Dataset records
╭──

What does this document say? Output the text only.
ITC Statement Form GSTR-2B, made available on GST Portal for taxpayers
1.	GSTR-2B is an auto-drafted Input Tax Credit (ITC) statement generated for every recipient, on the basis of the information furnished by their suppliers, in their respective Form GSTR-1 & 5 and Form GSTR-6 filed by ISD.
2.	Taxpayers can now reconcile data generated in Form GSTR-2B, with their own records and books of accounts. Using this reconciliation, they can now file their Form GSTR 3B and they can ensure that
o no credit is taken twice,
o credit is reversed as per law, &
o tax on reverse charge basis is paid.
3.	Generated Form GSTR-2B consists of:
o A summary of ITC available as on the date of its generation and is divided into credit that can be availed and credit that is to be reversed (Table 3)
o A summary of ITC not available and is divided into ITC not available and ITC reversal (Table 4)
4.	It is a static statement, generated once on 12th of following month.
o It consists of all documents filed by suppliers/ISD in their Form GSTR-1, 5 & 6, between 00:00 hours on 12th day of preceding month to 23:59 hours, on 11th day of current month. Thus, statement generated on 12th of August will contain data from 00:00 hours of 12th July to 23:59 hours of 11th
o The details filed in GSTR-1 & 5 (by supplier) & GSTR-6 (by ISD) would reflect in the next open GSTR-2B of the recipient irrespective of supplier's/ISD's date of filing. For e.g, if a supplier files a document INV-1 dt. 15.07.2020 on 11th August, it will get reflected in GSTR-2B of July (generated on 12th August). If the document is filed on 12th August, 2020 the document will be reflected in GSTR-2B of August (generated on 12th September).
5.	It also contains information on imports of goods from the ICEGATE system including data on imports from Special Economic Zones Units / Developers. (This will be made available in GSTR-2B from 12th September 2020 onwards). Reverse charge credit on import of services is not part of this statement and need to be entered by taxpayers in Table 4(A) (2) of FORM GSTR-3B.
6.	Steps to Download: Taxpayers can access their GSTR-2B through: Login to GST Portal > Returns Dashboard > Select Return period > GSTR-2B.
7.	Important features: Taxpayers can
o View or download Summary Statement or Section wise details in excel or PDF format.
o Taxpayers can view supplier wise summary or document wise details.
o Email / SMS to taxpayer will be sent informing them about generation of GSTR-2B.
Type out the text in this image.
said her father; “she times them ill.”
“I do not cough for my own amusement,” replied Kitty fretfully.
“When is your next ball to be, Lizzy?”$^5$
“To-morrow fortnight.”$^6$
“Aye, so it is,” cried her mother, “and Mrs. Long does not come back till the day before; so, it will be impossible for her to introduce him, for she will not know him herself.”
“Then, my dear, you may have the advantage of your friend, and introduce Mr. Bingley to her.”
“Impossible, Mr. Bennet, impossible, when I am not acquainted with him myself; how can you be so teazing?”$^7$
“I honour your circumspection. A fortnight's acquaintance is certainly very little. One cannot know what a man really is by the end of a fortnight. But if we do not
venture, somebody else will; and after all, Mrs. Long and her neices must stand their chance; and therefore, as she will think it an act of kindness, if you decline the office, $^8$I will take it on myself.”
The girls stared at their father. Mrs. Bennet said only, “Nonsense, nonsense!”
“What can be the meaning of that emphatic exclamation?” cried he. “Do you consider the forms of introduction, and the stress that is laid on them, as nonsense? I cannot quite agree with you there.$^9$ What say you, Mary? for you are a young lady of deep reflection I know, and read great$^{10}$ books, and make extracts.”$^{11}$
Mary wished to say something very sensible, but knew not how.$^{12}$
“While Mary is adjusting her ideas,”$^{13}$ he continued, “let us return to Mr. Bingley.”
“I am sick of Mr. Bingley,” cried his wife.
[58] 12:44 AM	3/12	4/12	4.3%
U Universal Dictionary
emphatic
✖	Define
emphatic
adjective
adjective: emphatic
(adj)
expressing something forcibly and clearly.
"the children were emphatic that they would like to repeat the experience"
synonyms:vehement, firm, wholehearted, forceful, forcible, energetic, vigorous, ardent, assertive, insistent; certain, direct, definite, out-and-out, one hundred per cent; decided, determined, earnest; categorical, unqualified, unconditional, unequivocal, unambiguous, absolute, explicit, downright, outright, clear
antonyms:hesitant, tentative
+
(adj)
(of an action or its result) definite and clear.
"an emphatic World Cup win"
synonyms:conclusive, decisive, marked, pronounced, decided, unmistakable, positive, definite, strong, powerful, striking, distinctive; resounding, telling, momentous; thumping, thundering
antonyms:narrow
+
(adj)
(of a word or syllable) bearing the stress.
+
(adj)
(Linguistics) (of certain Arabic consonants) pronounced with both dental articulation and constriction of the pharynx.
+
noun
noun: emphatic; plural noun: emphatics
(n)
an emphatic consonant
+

╰──

**Task brief:** Look through the lines above and collect those with the word "pronounced".

**Correct result:**
synonyms:conclusive, decisive, marked, pronounced, decided, unmistakable, positive, definite, strong, powerful, striking, distinctive; resounding, telling, momentous; thumping, thundering
(Linguistics) (of certain Arabic consonants) pronounced with both dental articulation and constriction of the pharynx.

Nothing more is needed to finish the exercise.